------ Stored rows ------

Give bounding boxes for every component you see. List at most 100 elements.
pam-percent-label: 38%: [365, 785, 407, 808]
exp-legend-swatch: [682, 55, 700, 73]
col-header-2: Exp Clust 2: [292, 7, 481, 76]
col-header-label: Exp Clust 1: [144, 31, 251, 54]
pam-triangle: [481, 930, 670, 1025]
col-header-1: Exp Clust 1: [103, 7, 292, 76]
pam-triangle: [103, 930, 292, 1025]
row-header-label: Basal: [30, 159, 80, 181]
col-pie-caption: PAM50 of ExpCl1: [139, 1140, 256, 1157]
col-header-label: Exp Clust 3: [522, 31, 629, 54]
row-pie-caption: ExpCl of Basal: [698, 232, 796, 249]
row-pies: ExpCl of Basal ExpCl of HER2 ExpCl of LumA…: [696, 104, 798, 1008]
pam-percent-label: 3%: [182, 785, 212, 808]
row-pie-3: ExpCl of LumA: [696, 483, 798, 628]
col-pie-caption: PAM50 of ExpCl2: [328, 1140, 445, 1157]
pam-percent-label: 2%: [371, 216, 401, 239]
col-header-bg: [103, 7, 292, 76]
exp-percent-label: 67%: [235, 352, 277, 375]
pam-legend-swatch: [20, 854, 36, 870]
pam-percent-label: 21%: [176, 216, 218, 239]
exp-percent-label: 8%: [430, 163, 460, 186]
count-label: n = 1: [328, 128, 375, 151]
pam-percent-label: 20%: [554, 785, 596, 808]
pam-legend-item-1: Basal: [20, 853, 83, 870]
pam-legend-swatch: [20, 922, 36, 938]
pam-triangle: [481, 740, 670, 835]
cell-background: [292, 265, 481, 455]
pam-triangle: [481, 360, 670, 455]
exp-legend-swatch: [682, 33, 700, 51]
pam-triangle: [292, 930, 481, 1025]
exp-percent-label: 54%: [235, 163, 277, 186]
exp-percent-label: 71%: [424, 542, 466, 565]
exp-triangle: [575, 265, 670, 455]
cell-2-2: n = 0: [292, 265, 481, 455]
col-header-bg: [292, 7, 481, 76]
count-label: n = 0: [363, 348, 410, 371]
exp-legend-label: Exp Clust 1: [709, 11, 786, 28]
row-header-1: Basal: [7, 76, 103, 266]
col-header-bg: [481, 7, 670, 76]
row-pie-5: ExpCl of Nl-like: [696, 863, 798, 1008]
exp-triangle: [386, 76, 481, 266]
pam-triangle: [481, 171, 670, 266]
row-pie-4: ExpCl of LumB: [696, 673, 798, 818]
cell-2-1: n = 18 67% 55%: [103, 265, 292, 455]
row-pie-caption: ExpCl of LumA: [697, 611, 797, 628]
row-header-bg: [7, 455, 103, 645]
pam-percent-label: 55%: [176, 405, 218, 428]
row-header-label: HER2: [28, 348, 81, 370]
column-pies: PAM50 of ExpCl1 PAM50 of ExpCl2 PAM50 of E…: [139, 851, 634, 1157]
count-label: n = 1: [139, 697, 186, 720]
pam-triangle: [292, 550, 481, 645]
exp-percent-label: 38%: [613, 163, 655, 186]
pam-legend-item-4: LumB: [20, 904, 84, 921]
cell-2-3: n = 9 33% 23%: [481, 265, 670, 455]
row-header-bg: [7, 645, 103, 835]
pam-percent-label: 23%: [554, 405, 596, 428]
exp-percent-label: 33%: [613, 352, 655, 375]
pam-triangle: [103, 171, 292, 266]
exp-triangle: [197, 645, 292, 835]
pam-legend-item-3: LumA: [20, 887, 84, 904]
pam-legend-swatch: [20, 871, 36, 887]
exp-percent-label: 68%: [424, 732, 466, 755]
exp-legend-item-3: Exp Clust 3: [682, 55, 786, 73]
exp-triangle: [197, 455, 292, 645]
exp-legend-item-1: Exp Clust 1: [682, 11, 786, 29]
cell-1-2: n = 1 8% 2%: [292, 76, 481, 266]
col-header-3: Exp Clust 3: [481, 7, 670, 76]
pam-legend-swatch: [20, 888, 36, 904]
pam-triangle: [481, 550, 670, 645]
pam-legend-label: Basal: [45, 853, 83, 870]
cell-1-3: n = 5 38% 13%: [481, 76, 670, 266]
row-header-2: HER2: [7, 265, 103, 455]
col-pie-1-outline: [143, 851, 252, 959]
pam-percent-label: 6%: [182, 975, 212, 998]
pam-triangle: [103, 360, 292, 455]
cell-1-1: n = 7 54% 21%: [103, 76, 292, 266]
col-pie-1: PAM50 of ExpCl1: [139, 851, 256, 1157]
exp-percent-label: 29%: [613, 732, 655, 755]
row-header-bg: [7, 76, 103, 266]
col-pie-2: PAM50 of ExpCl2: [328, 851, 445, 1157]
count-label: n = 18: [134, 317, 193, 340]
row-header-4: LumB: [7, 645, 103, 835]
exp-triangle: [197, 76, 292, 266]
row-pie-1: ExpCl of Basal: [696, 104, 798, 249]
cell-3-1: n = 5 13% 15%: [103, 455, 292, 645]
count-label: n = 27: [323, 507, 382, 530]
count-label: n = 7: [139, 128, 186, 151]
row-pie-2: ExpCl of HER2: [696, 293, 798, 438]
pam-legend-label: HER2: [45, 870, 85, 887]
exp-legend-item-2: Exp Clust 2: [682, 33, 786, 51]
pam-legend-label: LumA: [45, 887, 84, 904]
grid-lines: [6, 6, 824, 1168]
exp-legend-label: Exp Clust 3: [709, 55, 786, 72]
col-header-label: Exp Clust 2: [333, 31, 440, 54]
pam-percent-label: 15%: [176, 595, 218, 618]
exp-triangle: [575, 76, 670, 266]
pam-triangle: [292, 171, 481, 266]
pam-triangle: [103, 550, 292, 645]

------

Can you reproduce every line of the records above word for word?

* **Exercise response**:
Give bounding boxes for every component you see. List at most 100 elements.
pam-percent-label: 38%: [365, 785, 407, 808]
exp-legend-swatch: [682, 55, 700, 73]
col-header-2: Exp Clust 2: [292, 7, 481, 76]
col-header-label: Exp Clust 1: [144, 31, 251, 54]
pam-triangle: [481, 930, 670, 1025]
col-header-1: Exp Clust 1: [103, 7, 292, 76]
pam-triangle: [103, 930, 292, 1025]
row-header-label: Basal: [30, 159, 80, 181]
col-pie-caption: PAM50 of ExpCl1: [139, 1140, 256, 1157]
col-header-label: Exp Clust 3: [522, 31, 629, 54]
row-pie-caption: ExpCl of Basal: [698, 232, 796, 249]
row-pies: ExpCl of Basal ExpCl of HER2 ExpCl of LumA…: [696, 104, 798, 1008]
pam-percent-label: 3%: [182, 785, 212, 808]
row-pie-3: ExpCl of LumA: [696, 483, 798, 628]
col-pie-caption: PAM50 of ExpCl2: [328, 1140, 445, 1157]
pam-percent-label: 2%: [371, 216, 401, 239]
col-header-bg: [103, 7, 292, 76]
exp-percent-label: 67%: [235, 352, 277, 375]
pam-legend-swatch: [20, 854, 36, 870]
pam-percent-label: 21%: [176, 216, 218, 239]
exp-percent-label: 8%: [430, 163, 460, 186]
count-label: n = 1: [328, 128, 375, 151]
pam-percent-label: 20%: [554, 785, 596, 808]
pam-legend-item-1: Basal: [20, 853, 83, 870]
pam-legend-swatch: [20, 922, 36, 938]
pam-triangle: [481, 740, 670, 835]
cell-background: [292, 265, 481, 455]
pam-triangle: [481, 360, 670, 455]
exp-legend-swatch: [682, 33, 700, 51]
pam-triangle: [292, 930, 481, 1025]
exp-percent-label: 54%: [235, 163, 277, 186]
exp-percent-label: 71%: [424, 542, 466, 565]
exp-triangle: [575, 265, 670, 455]
cell-2-2: n = 0: [292, 265, 481, 455]
col-header-bg: [292, 7, 481, 76]
count-label: n = 0: [363, 348, 410, 371]
exp-legend-label: Exp Clust 1: [709, 11, 786, 28]
row-header-1: Basal: [7, 76, 103, 266]
col-header-bg: [481, 7, 670, 76]
row-pie-5: ExpCl of Nl-like: [696, 863, 798, 1008]
exp-triangle: [386, 76, 481, 266]
pam-triangle: [481, 171, 670, 266]
row-pie-4: ExpCl of LumB: [696, 673, 798, 818]
cell-2-1: n = 18 67% 55%: [103, 265, 292, 455]
row-pie-caption: ExpCl of LumA: [697, 611, 797, 628]
row-header-bg: [7, 455, 103, 645]
pam-percent-label: 55%: [176, 405, 218, 428]
row-header-label: HER2: [28, 348, 81, 370]
column-pies: PAM50 of ExpCl1 PAM50 of ExpCl2 PAM50 of E…: [139, 851, 634, 1157]
count-label: n = 1: [139, 697, 186, 720]
pam-triangle: [292, 550, 481, 645]
exp-percent-label: 38%: [613, 163, 655, 186]
pam-legend-item-4: LumB: [20, 904, 84, 921]
cell-2-3: n = 9 33% 23%: [481, 265, 670, 455]
row-header-bg: [7, 645, 103, 835]
pam-percent-label: 23%: [554, 405, 596, 428]
exp-percent-label: 33%: [613, 352, 655, 375]
pam-triangle: [103, 171, 292, 266]
exp-triangle: [197, 645, 292, 835]
pam-legend-item-3: LumA: [20, 887, 84, 904]
pam-legend-swatch: [20, 871, 36, 887]
exp-percent-label: 68%: [424, 732, 466, 755]
exp-legend-item-3: Exp Clust 3: [682, 55, 786, 73]
exp-triangle: [197, 455, 292, 645]
exp-legend-item-1: Exp Clust 1: [682, 11, 786, 29]
cell-1-2: n = 1 8% 2%: [292, 76, 481, 266]
col-header-3: Exp Clust 3: [481, 7, 670, 76]
pam-legend-swatch: [20, 888, 36, 904]
pam-triangle: [481, 550, 670, 645]
pam-legend-label: Basal: [45, 853, 83, 870]
cell-1-3: n = 5 38% 13%: [481, 76, 670, 266]
row-header-2: HER2: [7, 265, 103, 455]
col-pie-1-outline: [143, 851, 252, 959]
pam-percent-label: 6%: [182, 975, 212, 998]
pam-triangle: [103, 360, 292, 455]
cell-1-1: n = 7 54% 21%: [103, 76, 292, 266]
col-pie-1: PAM50 of ExpCl1: [139, 851, 256, 1157]
exp-percent-label: 29%: [613, 732, 655, 755]
row-header-bg: [7, 76, 103, 266]
col-pie-2: PAM50 of ExpCl2: [328, 851, 445, 1157]
count-label: n = 18: [134, 317, 193, 340]
row-header-4: LumB: [7, 645, 103, 835]
exp-triangle: [197, 76, 292, 266]
row-pie-1: ExpCl of Basal: [696, 104, 798, 249]
cell-3-1: n = 5 13% 15%: [103, 455, 292, 645]
count-label: n = 27: [323, 507, 382, 530]
count-label: n = 7: [139, 128, 186, 151]
row-pie-2: ExpCl of HER2: [696, 293, 798, 438]
pam-legend-label: HER2: [45, 870, 85, 887]
exp-legend-item-2: Exp Clust 2: [682, 33, 786, 51]
pam-legend-label: LumA: [45, 887, 84, 904]
grid-lines: [6, 6, 824, 1168]
exp-legend-label: Exp Clust 3: [709, 55, 786, 72]
col-header-label: Exp Clust 2: [333, 31, 440, 54]
pam-percent-label: 15%: [176, 595, 218, 618]
exp-triangle: [575, 76, 670, 266]
pam-triangle: [292, 171, 481, 266]
pam-triangle: [103, 550, 292, 645]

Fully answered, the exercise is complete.